L'ultimo romanzo dello scrittore siciliano, Il re di Girgenti, ha già venduto in Italia 350 mila copie. È in preparazione la traduzione tedesca e il volume farà bella mostra di sé nelle librerie della Germania, per la casa editrice Wagenbach, entra il prossimo anno.
Adesso: Chi è "il re di Girgenti"?
Camilleri: "Il re di Girgenti" è Michele Zosimo, un contadino siciliano realmente vissuto fra la fine del '600 e i primi del '700, che si mette a capo di una rivolta contadina e viene proclamato re per pochi giorni.
Perché ha voluto raccontare la storia di Zosimo?
Perché mi consentiva di entrare in un remoto mondo contadino con la sua realtà sociale, i suoi riti e le sue credenze. E così ho scritto allora una finta biografia, che in realtà è un romanzo, di questo personaggio.
Il romanzo affronta il tema della dignità umana calpestata dal potere. In Italia la tradizione letteraria legata alla denuncia dei mali sociali, sembra destinata a scomparire.

-----

#### CONSEGNA A:
Nell'intervista sul romanzo Il re di Girgenti, chi è il personaggio che dà il titolo al libro?
#### CONSEGNA B:
Riprendi l'intervista sul romanzo Il re di Girgenti e proseguila a partire dall'ultima frase.
Per svolgere queste consegne i dati non sono necessari.

-----

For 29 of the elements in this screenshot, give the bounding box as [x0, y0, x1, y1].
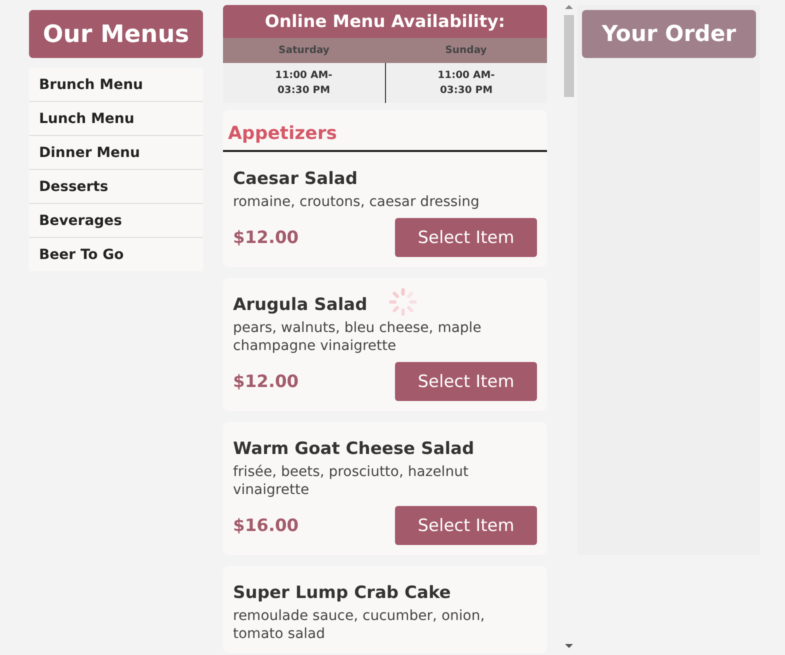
menu-link[interactable]: Beer To Go: [29, 238, 203, 271]
item-name: Warm Goat Cheese Salad: [233, 439, 474, 459]
menu-link[interactable]: Lunch Menu: [29, 102, 203, 136]
item-name: Arugula Salad: [233, 295, 368, 315]
order-heading: Your Order: [582, 10, 756, 58]
menu-link[interactable]: Beverages: [29, 204, 203, 238]
loading-spinner-icon: [388, 287, 418, 317]
menus-heading: Our Menus: [29, 10, 203, 58]
item-description: romaine, croutons, caesar dressing: [233, 193, 480, 211]
item-name: Super Lump Crab Cake: [233, 583, 451, 603]
item-description: frisée, beets, prosciutto, hazelnut vinaigrette: [233, 463, 470, 499]
item-price: $12.00: [233, 228, 299, 248]
menu-link[interactable]: Brunch Menu: [29, 68, 203, 102]
section-heading: Appetizers: [223, 110, 547, 152]
select-item-button[interactable]: Select Item: [395, 218, 537, 257]
availability-title: Online Menu Availability:: [223, 5, 547, 38]
select-item-button[interactable]: Select Item: [395, 362, 537, 401]
item-price: $16.00: [233, 516, 299, 536]
hours-text: 11:00 AM- 03:30 PM: [223, 63, 386, 103]
day-label: Sunday: [444, 45, 488, 56]
menu-link[interactable]: Dinner Menu: [29, 136, 203, 170]
select-item-button[interactable]: Select Item: [395, 506, 537, 545]
item-name: Caesar Salad: [233, 169, 358, 189]
menu-link[interactable]: Desserts: [29, 170, 203, 204]
item-price: $12.00: [233, 372, 299, 392]
item-description: pears, walnuts, bleu cheese, maple champagne vinaigrette: [233, 319, 482, 355]
hours-text: 11:00 AM- 03:30 PM: [436, 69, 496, 98]
item-description: remoulade sauce, cucumber, onion, tomato salad: [233, 607, 486, 643]
day-label: Saturday: [278, 45, 330, 56]
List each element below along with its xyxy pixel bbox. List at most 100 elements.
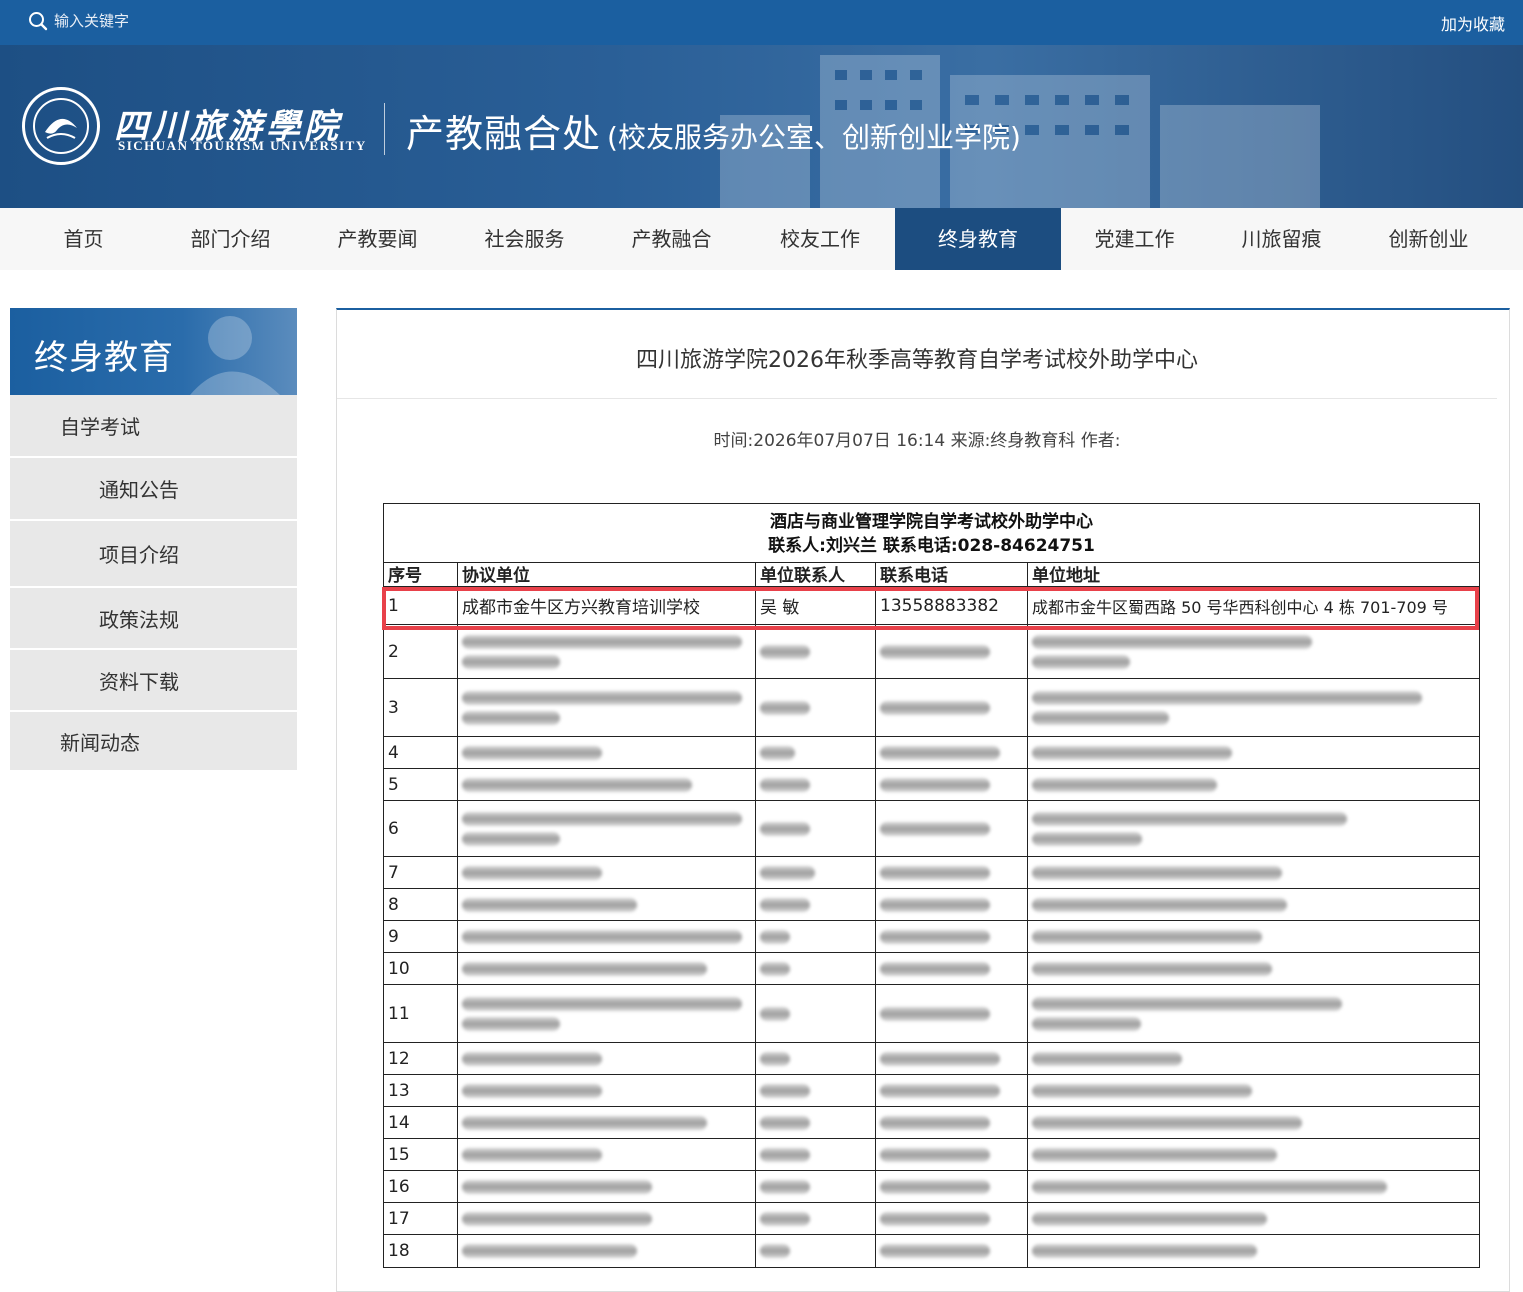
- redaction-blur: [1032, 1083, 1252, 1098]
- search-placeholder[interactable]: 输入关键字: [54, 10, 129, 31]
- redaction-blur: [760, 1051, 790, 1066]
- top-bar: 输入关键字 加为收藏: [0, 0, 1523, 45]
- redaction-blur: [1032, 929, 1262, 944]
- redaction-blur: [760, 700, 810, 715]
- row-no: 3: [384, 679, 458, 736]
- redaction-blur: [760, 961, 790, 976]
- redacted-cell: [756, 985, 876, 1042]
- redaction-blur: [1032, 1147, 1277, 1162]
- redaction-blur: [880, 929, 990, 944]
- sidebar-item-project-intro[interactable]: 项目介绍: [10, 521, 297, 588]
- redaction-blur: [462, 634, 742, 649]
- table-row: 4: [384, 737, 1479, 769]
- redaction-blur: [880, 1179, 990, 1194]
- redaction-blur: [1032, 1244, 1257, 1258]
- sidebar-item-policies[interactable]: 政策法规: [10, 588, 297, 650]
- sidebar-item-downloads[interactable]: 资料下载: [10, 650, 297, 712]
- redacted-cell: [1028, 625, 1479, 678]
- redaction-blur: [462, 1115, 707, 1130]
- sidebar-item-notices[interactable]: 通知公告: [10, 458, 297, 521]
- row-no: 5: [384, 769, 458, 800]
- row-no: 6: [384, 801, 458, 856]
- redaction-blur: [760, 1115, 810, 1130]
- row-unit: 成都市金牛区方兴教育培训学校: [458, 587, 756, 624]
- redaction-blur: [1032, 865, 1282, 880]
- redaction-blur: [760, 1179, 810, 1194]
- redacted-cell: [458, 769, 756, 800]
- sidebar-item-news[interactable]: 新闻动态: [10, 712, 297, 772]
- redacted-cell: [1028, 1139, 1479, 1170]
- redacted-cell: [756, 1139, 876, 1170]
- redacted-cell: [756, 679, 876, 736]
- banner-divider: [384, 103, 385, 155]
- redaction-blur: [760, 929, 790, 944]
- redaction-blur: [1032, 1211, 1267, 1226]
- redacted-cell: [876, 801, 1028, 856]
- table-row: 8: [384, 889, 1479, 921]
- nav-item-about[interactable]: 部门介绍: [157, 208, 304, 270]
- redaction-blur: [462, 1147, 602, 1162]
- nav-item-history[interactable]: 川旅留痕: [1208, 208, 1355, 270]
- redaction-blur: [880, 1211, 990, 1226]
- redaction-blur: [1032, 1179, 1387, 1194]
- redaction-blur: [1032, 745, 1232, 760]
- redaction-blur: [462, 929, 742, 944]
- redaction-blur: [462, 897, 637, 912]
- redaction-blur: [462, 710, 560, 725]
- redaction-blur: [462, 1016, 560, 1031]
- row-no: 1: [384, 587, 458, 624]
- redaction-blur: [462, 1051, 602, 1066]
- redaction-blur: [760, 777, 810, 792]
- redacted-cell: [1028, 921, 1479, 952]
- redaction-blur: [760, 821, 810, 836]
- redacted-cell: [756, 1043, 876, 1074]
- redaction-blur: [760, 1211, 810, 1226]
- redacted-cell: [458, 921, 756, 952]
- banner: 四川旅游學院 SICHUAN TOURISM UNIVERSITY 产教融合处 …: [0, 45, 1523, 208]
- nav-item-lifelong-education[interactable]: 终身教育: [895, 208, 1061, 270]
- redaction-blur: [1032, 710, 1169, 725]
- nav-item-innovation[interactable]: 创新创业: [1355, 208, 1502, 270]
- redacted-cell: [458, 953, 756, 984]
- nav-item-home[interactable]: 首页: [10, 208, 157, 270]
- redaction-blur: [1032, 1051, 1182, 1066]
- redacted-cell: [756, 889, 876, 920]
- nav-item-integration[interactable]: 产教融合: [598, 208, 745, 270]
- row-no: 17: [384, 1203, 458, 1234]
- redaction-blur: [880, 644, 990, 659]
- table-row: 15: [384, 1139, 1479, 1171]
- sidebar-item-self-study-exam[interactable]: 自学考试: [10, 395, 297, 458]
- table-row: 18: [384, 1235, 1479, 1267]
- nav-item-alumni[interactable]: 校友工作: [745, 208, 895, 270]
- table-row: 14: [384, 1107, 1479, 1139]
- search-box[interactable]: 输入关键字: [28, 10, 129, 31]
- redaction-blur: [1032, 1115, 1302, 1130]
- table-header-row: 序号 协议单位 单位联系人 联系电话 单位地址: [384, 563, 1479, 587]
- redaction-blur: [880, 1006, 990, 1021]
- nav-item-news[interactable]: 产教要闻: [304, 208, 451, 270]
- redaction-blur: [462, 745, 602, 760]
- redaction-blur: [462, 690, 742, 705]
- redacted-cell: [1028, 1235, 1479, 1267]
- redaction-blur: [880, 1083, 1000, 1098]
- row-no: 8: [384, 889, 458, 920]
- redacted-cell: [876, 953, 1028, 984]
- department-subtitle: (校友服务办公室、创新创业学院): [607, 121, 1021, 154]
- university-name-en: SICHUAN TOURISM UNIVERSITY: [118, 138, 367, 153]
- add-favorite-link[interactable]: 加为收藏: [1441, 11, 1505, 35]
- row-phone: 13558883382: [876, 587, 1028, 624]
- redacted-cell: [876, 921, 1028, 952]
- nav-item-social-service[interactable]: 社会服务: [451, 208, 598, 270]
- redacted-rows: 2 3 4 5 6 7 8 9 10 11 12 13 14 15 16 17 18: [384, 625, 1479, 1267]
- redacted-cell: [876, 1107, 1028, 1138]
- redaction-blur: [1032, 831, 1142, 846]
- row-address: 成都市金牛区蜀西路 50 号华西科创中心 4 栋 701-709 号: [1032, 597, 1448, 617]
- redaction-blur: [880, 745, 1000, 760]
- redacted-cell: [1028, 857, 1479, 888]
- redacted-cell: [458, 679, 756, 736]
- nav-item-party-building[interactable]: 党建工作: [1061, 208, 1208, 270]
- department-name: 产教融合处: [406, 112, 602, 156]
- redaction-blur: [462, 1179, 652, 1194]
- main-nav: 首页 部门介绍 产教要闻 社会服务 产教融合 校友工作 终身教育 党建工作 川旅…: [0, 208, 1523, 270]
- redacted-cell: [876, 1139, 1028, 1170]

-----

#### RISPOSTA SCRITTA A:
È Michele Zosimo, un contadino siciliano vissuto fra la fine del '600 e i primi del '700. Guida una rivolta contadina e viene proclamato re per pochi giorni.

#### RISPOSTA SCRITTA B:
Se in Italia sembra destinata a scomparire, peggio per la letteratura italiana. Il tema della dignità umana calpestata dal potere, piccolo o grande che sia, è un tema affrontato già da Manzoni, soprattutto nella Storia della colonna infame. Quindi ha una tradizione.
Come arma contro il potere il libro sembra suggerire la fantasia. Non è un po' poco?
Ma in verità il mio libro non suggerisce solamente la fuga nella fantasia. Zosimo diventa re dopo una rivolta armata: più che la fuga nella fantasia, egli propone la trasformazione di un sogno in realtà. Anche se sa benissimo che si tratta di un sogno-realtà di brevissima durata.
L’inchiesta sociale è un tema che ricorre anche nella tradizione letteraria siciliana. Se ne sente il prosecutore?
Non ho la coscienza di essere il prosecutore di qualcuno o qualcosa. Prosecutori, in ogni forma d'arte, lo si è sempre. Ma io non so dare giudizi né storici, né letterari su me stesso e la mia opera.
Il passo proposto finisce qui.